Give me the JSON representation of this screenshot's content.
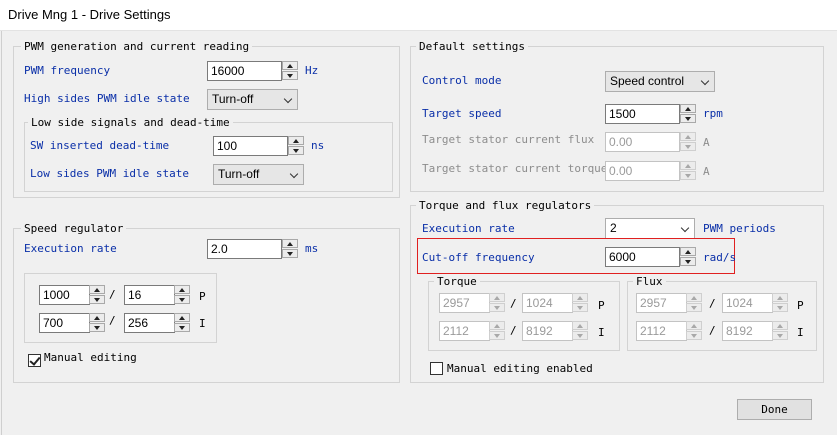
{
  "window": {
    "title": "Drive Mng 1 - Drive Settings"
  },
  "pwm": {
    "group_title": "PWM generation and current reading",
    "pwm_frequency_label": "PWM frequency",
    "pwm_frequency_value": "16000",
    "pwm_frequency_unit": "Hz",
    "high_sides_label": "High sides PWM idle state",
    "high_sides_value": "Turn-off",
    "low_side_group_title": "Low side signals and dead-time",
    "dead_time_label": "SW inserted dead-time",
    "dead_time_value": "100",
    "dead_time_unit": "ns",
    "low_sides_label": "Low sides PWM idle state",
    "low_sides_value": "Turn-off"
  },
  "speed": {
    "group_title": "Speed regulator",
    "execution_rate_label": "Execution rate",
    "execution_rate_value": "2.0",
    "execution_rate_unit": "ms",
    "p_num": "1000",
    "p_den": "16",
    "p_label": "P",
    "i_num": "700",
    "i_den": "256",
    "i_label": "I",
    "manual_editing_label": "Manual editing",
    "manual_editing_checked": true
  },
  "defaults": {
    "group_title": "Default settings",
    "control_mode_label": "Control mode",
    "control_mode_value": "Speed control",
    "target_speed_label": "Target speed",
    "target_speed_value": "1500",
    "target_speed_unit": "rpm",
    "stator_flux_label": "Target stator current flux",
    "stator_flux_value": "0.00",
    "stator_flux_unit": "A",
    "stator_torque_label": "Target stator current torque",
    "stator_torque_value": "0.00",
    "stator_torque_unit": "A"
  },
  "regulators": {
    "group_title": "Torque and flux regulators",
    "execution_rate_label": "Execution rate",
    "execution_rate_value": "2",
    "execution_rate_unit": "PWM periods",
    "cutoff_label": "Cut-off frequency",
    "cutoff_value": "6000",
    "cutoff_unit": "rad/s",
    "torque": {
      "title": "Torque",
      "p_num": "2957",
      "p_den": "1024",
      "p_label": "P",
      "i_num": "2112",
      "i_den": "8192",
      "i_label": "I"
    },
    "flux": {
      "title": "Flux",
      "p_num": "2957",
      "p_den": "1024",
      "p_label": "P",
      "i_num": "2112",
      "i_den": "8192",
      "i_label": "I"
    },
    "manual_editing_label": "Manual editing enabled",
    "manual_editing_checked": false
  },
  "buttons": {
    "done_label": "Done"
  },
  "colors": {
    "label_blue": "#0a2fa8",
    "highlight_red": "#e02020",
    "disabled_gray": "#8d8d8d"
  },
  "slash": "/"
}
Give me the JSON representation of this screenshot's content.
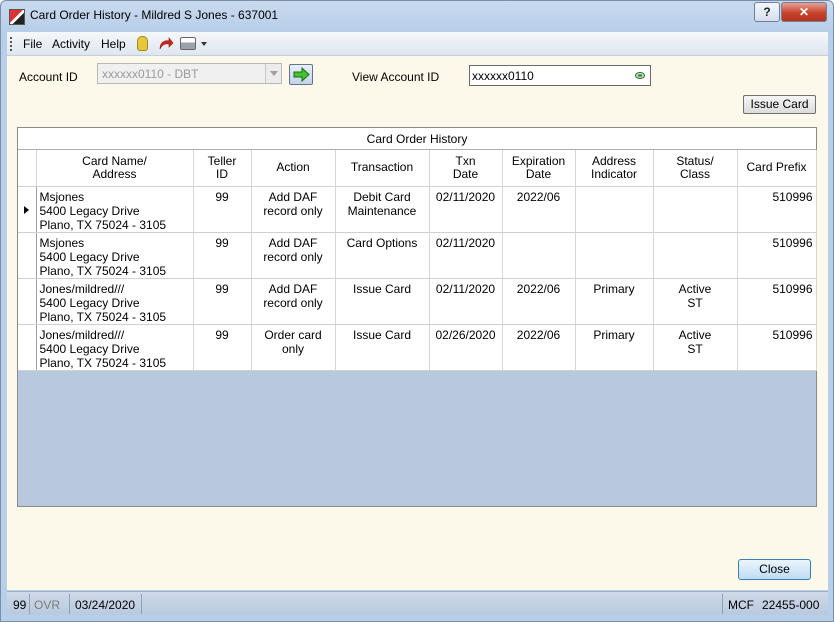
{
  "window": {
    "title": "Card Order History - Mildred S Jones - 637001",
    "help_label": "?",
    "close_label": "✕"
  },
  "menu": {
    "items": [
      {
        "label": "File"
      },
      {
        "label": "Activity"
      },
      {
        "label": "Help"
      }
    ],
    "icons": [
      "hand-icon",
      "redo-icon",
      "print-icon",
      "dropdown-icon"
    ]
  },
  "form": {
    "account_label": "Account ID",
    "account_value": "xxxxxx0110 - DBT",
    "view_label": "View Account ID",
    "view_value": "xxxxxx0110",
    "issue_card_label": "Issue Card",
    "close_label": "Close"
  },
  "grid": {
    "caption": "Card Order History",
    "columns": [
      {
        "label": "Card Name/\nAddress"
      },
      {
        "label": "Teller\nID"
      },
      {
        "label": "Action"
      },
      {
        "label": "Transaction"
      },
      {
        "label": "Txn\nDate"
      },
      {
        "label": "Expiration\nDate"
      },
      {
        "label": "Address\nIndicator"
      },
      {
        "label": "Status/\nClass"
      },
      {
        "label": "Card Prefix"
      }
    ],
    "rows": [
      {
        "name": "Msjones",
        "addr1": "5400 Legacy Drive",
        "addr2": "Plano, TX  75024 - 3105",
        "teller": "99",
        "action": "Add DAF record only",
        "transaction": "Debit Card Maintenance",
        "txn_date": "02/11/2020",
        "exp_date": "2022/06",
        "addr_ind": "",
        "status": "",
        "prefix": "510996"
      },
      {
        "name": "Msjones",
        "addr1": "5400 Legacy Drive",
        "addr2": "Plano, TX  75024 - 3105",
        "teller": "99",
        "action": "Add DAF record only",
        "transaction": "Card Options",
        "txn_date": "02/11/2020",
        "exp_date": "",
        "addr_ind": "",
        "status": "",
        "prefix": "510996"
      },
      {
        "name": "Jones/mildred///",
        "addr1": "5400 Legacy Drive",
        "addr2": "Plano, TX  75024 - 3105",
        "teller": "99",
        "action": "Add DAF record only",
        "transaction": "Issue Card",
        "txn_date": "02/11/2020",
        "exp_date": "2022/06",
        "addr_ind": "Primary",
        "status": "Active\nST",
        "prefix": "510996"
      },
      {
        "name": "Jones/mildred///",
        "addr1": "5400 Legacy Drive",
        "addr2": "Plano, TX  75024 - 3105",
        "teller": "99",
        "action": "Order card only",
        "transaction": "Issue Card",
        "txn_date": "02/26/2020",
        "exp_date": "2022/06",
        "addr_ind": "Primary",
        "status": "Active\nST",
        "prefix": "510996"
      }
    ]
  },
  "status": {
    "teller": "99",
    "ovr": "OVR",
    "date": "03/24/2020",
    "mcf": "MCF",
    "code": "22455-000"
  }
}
·····
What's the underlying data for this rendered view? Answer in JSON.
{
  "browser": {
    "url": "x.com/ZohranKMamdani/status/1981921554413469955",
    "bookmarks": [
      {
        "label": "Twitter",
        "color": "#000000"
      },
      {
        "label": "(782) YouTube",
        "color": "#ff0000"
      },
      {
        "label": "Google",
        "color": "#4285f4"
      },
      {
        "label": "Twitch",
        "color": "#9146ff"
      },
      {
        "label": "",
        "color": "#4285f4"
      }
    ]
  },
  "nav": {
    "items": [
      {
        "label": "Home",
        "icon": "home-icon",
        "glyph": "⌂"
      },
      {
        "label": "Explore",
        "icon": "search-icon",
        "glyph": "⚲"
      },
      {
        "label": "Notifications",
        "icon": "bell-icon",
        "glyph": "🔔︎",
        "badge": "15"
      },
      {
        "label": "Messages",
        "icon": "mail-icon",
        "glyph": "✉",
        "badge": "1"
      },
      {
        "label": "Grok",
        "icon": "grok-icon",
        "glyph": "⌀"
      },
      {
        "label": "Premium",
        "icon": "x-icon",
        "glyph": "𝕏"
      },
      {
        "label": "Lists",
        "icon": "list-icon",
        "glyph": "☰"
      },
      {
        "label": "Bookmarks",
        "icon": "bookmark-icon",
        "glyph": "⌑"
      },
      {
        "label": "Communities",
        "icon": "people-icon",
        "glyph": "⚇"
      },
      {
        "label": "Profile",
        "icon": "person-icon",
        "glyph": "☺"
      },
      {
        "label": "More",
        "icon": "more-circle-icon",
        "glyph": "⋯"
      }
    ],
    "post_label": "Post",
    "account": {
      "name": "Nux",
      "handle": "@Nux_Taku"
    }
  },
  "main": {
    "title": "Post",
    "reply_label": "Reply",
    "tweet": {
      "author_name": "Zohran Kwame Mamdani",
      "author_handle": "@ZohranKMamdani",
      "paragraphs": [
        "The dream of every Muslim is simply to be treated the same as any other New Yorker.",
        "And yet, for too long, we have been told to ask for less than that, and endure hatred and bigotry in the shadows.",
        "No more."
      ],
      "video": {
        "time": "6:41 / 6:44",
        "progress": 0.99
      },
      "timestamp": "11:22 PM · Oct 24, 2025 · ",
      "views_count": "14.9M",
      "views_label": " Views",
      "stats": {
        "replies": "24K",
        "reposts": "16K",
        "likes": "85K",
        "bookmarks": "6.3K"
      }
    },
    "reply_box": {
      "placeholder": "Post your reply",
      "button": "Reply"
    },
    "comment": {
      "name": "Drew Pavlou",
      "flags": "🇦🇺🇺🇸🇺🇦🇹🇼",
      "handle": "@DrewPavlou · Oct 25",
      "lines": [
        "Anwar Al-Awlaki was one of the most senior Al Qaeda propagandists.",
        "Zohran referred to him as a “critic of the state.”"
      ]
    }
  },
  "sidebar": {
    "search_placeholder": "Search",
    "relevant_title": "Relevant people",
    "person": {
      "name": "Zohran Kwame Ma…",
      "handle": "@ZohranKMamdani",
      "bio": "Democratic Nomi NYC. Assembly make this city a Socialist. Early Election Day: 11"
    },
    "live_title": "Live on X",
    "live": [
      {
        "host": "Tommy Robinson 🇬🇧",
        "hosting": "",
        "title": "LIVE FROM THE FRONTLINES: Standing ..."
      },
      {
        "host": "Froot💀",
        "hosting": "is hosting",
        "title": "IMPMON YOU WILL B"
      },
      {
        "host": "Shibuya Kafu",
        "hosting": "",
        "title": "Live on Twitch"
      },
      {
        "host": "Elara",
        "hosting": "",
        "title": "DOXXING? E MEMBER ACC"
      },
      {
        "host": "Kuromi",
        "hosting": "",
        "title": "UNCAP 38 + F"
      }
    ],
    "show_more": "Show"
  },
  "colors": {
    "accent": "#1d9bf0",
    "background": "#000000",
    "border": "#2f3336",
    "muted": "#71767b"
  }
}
·····
▸ **Directions**:
Check each line above for the string "History", then copy the ones that have it.

▸ **Response to this exercise**:
    "title": "Card Order History - Mildred S Jones - 637001",
    "caption": "Card Order History",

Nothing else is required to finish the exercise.